▶ Problems to work on:
• 1. In the New Hampshire Senate history below, what year was the property-ownership requirement for candidates removed?
• 2. Carry on the New Hampshire Senate history below, starting after its final sentence.

▶ Passage shown:
· · · · ·

The number of senators each county was entitled to elect was based on how the amount of taxes it raised, not on population. This system changed in 1794 when senate districts took the place of county-wide representation, with one senator per district.

The number of senators was doubled to 24 in 1878 with a constitutional amendment. The term of office was expanded to two years in office and twenty-four districts were creates. However, senate districts were not based on population until 1964. Up through 1968, senators voted to fill vacancies; in 1968 the constitution was amended so that special elections were held to fill vacancies.

Protestant property-owners

In the early years of the senate, a candidate had to be at least 30 years old, have lived in the state for at least seven years, and be a property owner and a Protestant. The property-ownership requirement was removed in 1852. The Protestant requirement was removed in 1877.

First female senator

The first woman elected to the New Hampshire Senate was Maude Ferguson, a Republican from Bristol. Ferguson served from 1931-1933.

  • The state senator who has served the longest in office is referred to as the "Dean of the Senate."

Partisan balance 1992-2013

Who Runs the States Project
See also: Ballotpedia:Who Runs the States and Ballotpedia:Who Runs the States, New Hampshire
Partisan breakdown of the New Hampshire legislature from 1992-2013

From 1992-2013, the Democratic Party was the majority in the New Hampshire State Senate for six years while the Republicans were the majority for 16 years. The final three years of the study depicted a shift in the New Hampshire senate with all three years being Republican.

Across the country, there were 541 Democratic and 517 Republican state senates from 1992 to 2013.

Over the course of the 22-year study, state governments became increasingly more partisan. At the outset of the study period (1992), 18 of the 49 states with partisan legislatures had single-party trifectas and 31 states had divided governments. In 2013, only 13 states had divided governments, while single-party trifectas held sway in 36 states, the most in the 22 years studied.

· · · · ·

▶ Source material:
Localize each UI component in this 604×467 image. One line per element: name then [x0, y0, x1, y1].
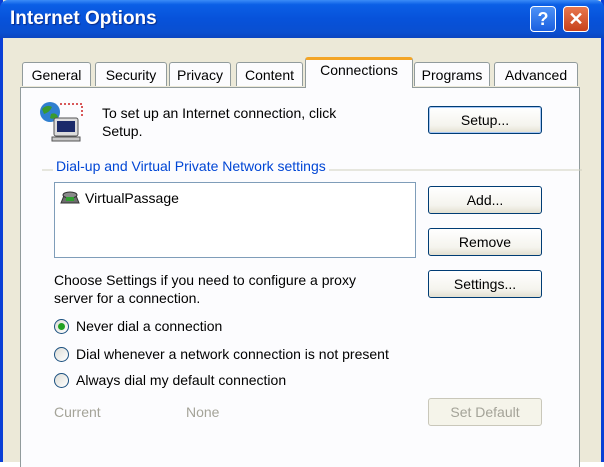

· · · · ·

▶ Answers provided:
• 1. 1852

• 2.
The chart below shows the partisan composition of the Office of the Governor of New Hampshire, the New Hampshire State Senate and the New Hampshire House of Representatives from 1992-2013. Partisan composition of New Hampshire state government(1992-2013).PNG

SQLI and partisanship

The chart below depicts the partisanship of the New Hampshire state government and the state's SQLI ranking for the years studied. For the SQLI, the states were ranked from 1-50, with 1 being the best and 50 the worst. New Hampshire experienced both Democratic and Republican trifectas during the years of the study. Two Republican trifectas occurred in the first years of the study, from 1992-1996 and from 2003-2004. The state then shifted and had a Democratic trifecta from 2007-2010. New Hampshire ranked high in the SQLI, finishing in the top-10 every year of the study, and in 1st over half of the years of the study. The state finished 1st during both Democratic and Republican trifectas as well as during years of divided government. Its lowest rankings occurred in the last two years of the study, when the government was divided.

  • SQLI average with Democratic trifecta: 2.00
  • SQLI average with Republican trifecta: 1.71
  • SQLI average with divided government: 2.20
Chart displaying the partisanship of the New Hampshire government from 1992-2013 and the State Quality of Life Index (SQLI).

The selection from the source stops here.